= Raw records =
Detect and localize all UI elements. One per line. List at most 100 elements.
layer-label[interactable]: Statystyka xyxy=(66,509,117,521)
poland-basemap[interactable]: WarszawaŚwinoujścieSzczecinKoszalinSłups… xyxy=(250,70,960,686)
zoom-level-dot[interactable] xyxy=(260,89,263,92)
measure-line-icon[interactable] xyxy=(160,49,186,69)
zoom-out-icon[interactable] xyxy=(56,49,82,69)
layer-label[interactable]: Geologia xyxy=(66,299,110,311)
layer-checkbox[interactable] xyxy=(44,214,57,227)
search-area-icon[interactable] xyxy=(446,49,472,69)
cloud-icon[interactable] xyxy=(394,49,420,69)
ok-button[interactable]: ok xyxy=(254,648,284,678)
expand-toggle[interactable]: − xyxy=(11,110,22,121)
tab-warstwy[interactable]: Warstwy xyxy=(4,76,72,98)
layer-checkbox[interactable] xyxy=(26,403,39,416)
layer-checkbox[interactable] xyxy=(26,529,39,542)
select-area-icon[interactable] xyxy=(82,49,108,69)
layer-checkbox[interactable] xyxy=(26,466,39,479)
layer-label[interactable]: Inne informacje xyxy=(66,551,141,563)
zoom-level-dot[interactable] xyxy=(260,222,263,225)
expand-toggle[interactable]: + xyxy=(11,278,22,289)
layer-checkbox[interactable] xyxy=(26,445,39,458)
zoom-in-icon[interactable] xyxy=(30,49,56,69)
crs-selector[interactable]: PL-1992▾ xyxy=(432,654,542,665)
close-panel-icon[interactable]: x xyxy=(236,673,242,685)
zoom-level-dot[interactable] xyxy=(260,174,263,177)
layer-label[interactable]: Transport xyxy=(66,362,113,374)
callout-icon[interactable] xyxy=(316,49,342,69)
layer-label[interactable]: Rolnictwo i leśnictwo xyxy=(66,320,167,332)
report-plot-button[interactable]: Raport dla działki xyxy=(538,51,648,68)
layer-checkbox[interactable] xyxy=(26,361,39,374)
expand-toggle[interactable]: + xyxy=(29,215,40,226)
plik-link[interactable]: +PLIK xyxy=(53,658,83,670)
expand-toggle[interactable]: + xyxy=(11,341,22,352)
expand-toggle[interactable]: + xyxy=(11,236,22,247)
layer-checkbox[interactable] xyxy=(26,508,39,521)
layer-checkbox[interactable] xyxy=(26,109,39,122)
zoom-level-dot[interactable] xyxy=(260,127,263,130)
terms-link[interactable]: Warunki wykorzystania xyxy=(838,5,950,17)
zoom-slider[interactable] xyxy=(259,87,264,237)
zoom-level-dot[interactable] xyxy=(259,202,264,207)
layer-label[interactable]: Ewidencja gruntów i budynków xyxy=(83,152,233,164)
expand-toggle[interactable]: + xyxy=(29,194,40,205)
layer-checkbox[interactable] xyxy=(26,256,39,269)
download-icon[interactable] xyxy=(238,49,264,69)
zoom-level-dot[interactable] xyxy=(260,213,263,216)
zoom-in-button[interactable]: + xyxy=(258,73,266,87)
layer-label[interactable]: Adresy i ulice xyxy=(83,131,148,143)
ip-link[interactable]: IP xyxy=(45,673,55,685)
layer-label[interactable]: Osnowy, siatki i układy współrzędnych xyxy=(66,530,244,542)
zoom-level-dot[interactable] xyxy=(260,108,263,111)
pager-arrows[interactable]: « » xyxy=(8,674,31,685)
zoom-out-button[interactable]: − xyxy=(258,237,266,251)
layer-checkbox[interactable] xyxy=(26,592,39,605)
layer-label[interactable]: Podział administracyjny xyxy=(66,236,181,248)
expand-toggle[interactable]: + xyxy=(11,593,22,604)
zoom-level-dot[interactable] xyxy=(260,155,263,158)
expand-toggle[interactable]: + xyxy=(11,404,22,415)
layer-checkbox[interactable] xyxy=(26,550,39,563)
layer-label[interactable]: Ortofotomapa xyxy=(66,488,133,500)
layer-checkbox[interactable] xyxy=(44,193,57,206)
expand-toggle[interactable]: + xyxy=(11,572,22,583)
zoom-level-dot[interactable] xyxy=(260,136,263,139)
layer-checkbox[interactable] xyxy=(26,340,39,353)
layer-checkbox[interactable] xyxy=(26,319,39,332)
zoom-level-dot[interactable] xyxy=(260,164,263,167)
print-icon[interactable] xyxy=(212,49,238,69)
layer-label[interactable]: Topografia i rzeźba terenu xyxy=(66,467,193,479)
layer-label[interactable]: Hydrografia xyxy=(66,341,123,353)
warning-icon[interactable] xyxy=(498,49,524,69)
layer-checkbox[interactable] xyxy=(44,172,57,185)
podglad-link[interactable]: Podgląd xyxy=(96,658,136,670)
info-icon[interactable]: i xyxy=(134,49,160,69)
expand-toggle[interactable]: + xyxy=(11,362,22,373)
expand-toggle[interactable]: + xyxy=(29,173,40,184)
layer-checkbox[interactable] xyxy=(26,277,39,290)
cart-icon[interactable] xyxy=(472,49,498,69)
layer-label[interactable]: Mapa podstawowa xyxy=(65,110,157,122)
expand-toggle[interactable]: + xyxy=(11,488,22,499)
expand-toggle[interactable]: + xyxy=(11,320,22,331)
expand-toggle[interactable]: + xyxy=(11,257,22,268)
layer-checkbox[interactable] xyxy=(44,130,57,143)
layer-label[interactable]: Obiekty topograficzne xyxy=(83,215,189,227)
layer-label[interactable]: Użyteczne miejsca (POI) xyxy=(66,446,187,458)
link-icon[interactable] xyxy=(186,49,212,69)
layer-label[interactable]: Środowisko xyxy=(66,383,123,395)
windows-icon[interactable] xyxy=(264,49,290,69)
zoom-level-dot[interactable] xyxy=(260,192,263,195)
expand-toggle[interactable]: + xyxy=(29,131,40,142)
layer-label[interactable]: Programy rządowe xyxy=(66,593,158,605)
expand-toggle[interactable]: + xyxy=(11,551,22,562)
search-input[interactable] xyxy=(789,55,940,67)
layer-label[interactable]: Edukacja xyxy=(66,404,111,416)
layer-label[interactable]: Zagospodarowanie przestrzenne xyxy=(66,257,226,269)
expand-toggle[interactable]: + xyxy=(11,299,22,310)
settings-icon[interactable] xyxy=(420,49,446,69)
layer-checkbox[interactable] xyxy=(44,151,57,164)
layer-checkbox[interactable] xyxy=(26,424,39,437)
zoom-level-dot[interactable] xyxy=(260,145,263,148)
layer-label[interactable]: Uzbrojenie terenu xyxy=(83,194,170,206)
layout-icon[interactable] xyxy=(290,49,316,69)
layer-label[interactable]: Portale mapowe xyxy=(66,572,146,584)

---

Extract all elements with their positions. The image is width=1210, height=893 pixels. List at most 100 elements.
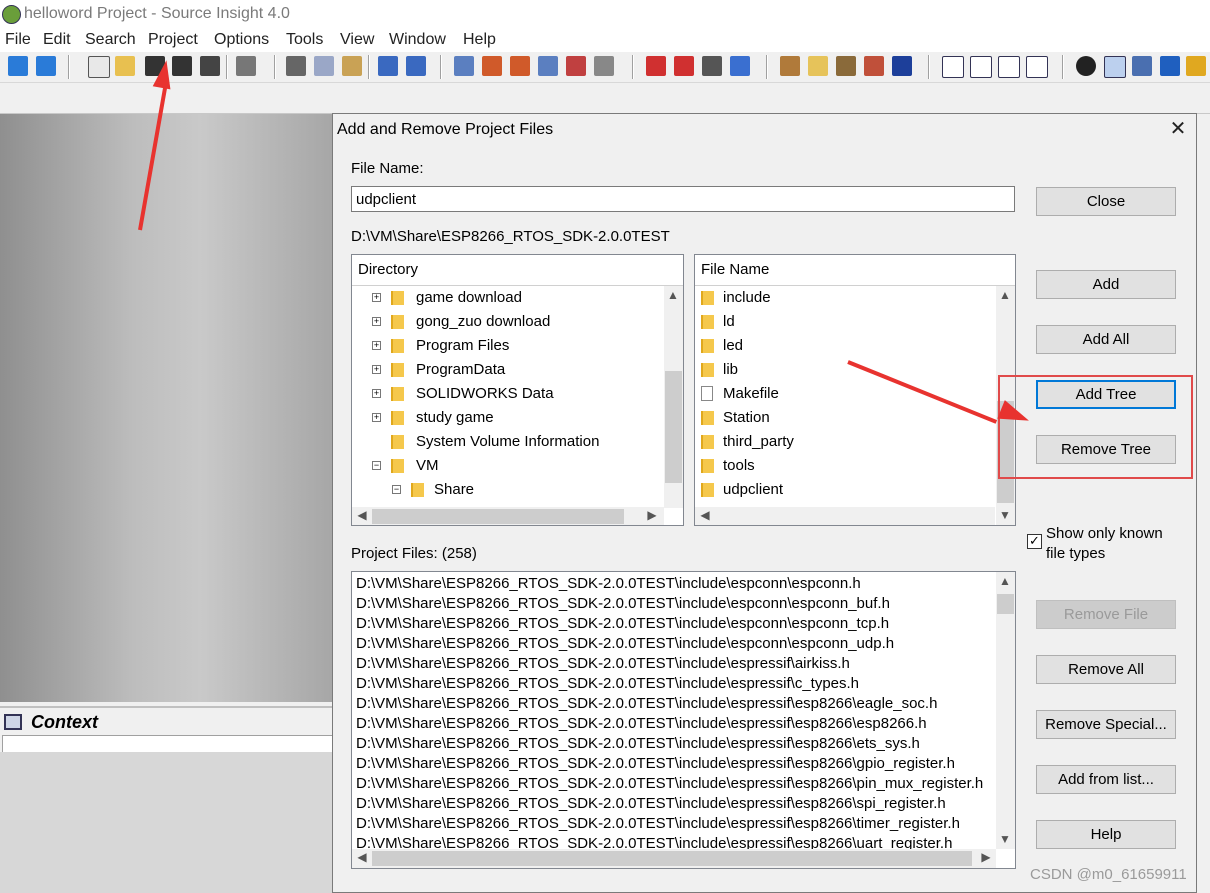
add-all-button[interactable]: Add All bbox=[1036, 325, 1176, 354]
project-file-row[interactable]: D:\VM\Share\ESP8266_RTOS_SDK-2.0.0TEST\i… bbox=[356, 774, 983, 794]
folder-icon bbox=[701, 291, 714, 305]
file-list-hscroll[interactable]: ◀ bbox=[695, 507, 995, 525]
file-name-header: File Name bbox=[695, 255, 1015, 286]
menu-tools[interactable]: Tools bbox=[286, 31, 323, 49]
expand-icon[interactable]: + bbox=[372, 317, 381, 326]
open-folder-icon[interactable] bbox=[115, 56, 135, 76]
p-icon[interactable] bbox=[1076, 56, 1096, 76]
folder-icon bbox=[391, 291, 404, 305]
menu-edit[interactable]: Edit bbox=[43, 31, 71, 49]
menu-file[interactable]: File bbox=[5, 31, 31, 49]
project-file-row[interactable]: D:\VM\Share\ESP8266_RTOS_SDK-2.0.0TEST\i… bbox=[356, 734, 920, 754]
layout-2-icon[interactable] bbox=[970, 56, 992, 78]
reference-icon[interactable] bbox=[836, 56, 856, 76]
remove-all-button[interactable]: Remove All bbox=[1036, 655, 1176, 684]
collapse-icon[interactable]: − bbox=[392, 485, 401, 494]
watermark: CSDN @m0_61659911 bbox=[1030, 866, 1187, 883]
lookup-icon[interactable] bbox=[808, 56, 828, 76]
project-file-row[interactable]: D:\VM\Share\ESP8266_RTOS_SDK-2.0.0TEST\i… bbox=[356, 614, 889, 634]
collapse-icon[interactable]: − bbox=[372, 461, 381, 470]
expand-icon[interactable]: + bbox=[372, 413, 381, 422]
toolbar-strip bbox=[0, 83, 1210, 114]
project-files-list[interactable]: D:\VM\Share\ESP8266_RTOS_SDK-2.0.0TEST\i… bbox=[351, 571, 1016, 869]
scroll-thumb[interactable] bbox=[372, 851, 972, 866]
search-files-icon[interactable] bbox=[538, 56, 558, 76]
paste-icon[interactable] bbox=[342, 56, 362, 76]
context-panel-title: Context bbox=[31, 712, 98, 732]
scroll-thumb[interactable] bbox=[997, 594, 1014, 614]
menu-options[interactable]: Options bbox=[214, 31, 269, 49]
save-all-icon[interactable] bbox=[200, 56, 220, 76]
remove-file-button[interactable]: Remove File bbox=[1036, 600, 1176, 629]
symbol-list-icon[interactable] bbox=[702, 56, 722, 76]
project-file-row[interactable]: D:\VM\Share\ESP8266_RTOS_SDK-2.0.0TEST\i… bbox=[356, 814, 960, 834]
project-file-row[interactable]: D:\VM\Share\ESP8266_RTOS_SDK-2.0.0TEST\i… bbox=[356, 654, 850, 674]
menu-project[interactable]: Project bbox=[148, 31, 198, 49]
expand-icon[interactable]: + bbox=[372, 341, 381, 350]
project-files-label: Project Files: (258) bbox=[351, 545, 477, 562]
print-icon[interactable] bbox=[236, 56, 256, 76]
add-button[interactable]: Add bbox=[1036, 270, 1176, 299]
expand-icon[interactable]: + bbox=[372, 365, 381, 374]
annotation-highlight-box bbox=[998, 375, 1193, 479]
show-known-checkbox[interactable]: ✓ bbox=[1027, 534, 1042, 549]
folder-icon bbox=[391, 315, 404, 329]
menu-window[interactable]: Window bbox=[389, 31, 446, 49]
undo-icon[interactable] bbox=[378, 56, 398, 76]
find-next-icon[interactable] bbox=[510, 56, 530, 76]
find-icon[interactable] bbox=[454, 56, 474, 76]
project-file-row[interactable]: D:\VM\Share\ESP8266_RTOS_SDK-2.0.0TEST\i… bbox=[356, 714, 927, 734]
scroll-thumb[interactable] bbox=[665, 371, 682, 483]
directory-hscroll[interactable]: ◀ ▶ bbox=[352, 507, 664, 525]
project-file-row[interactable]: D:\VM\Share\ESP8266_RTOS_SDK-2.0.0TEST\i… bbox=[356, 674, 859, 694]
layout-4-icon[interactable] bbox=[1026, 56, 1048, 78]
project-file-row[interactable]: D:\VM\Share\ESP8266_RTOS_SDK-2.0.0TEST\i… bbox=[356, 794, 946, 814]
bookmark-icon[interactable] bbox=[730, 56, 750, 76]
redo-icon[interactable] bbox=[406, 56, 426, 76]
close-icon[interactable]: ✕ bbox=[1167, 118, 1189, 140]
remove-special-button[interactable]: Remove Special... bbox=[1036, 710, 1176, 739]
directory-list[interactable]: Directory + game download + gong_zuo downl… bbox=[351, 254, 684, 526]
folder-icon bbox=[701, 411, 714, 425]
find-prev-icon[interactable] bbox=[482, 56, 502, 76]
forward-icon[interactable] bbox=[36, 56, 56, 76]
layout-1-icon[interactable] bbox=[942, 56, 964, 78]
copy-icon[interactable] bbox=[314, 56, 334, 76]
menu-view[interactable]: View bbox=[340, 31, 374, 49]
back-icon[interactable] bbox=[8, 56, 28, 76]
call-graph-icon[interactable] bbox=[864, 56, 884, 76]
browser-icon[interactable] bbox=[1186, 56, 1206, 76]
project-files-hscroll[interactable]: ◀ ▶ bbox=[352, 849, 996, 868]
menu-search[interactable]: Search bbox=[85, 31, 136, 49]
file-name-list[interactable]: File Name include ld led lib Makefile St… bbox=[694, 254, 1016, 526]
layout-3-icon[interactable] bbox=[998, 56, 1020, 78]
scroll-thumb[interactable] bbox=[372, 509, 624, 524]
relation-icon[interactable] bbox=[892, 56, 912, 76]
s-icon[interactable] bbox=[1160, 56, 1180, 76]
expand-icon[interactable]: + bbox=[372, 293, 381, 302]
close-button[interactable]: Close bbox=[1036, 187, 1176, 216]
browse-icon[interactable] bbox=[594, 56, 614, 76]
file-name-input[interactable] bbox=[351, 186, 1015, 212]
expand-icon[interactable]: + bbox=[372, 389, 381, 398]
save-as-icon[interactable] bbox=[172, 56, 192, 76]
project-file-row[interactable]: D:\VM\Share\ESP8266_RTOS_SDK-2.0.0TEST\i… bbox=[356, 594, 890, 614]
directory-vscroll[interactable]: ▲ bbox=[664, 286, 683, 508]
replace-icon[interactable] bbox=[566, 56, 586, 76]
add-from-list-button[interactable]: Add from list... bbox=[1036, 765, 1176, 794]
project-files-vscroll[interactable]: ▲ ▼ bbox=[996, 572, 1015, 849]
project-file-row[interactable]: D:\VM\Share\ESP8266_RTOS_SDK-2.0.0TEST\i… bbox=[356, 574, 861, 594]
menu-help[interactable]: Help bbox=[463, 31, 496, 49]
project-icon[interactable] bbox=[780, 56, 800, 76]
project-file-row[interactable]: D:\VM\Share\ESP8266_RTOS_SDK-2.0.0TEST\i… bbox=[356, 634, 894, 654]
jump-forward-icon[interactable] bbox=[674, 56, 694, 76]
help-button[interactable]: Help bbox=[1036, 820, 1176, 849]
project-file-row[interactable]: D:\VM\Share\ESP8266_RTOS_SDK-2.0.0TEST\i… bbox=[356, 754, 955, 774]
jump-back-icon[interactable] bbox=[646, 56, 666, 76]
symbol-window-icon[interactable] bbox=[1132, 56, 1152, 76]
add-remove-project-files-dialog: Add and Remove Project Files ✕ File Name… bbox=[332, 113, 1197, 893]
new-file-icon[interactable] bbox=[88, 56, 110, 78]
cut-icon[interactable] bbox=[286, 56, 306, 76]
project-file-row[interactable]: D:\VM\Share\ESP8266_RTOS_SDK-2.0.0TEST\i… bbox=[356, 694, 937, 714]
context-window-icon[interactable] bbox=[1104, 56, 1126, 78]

= Request =
Copy out word for word every row from the one containing "Detect and localize" through the one containing "ok-button[interactable]: ok xyxy=(254,648,284,678)", including both of those rows.

= Response =
Detect and localize all UI elements. One per line. List at most 100 elements.
layer-label[interactable]: Statystyka xyxy=(66,509,117,521)
poland-basemap[interactable]: WarszawaŚwinoujścieSzczecinKoszalinSłups… xyxy=(250,70,960,686)
zoom-level-dot[interactable] xyxy=(260,89,263,92)
measure-line-icon[interactable] xyxy=(160,49,186,69)
zoom-out-icon[interactable] xyxy=(56,49,82,69)
layer-label[interactable]: Geologia xyxy=(66,299,110,311)
layer-checkbox[interactable] xyxy=(44,214,57,227)
search-area-icon[interactable] xyxy=(446,49,472,69)
cloud-icon[interactable] xyxy=(394,49,420,69)
ok-button[interactable]: ok xyxy=(254,648,284,678)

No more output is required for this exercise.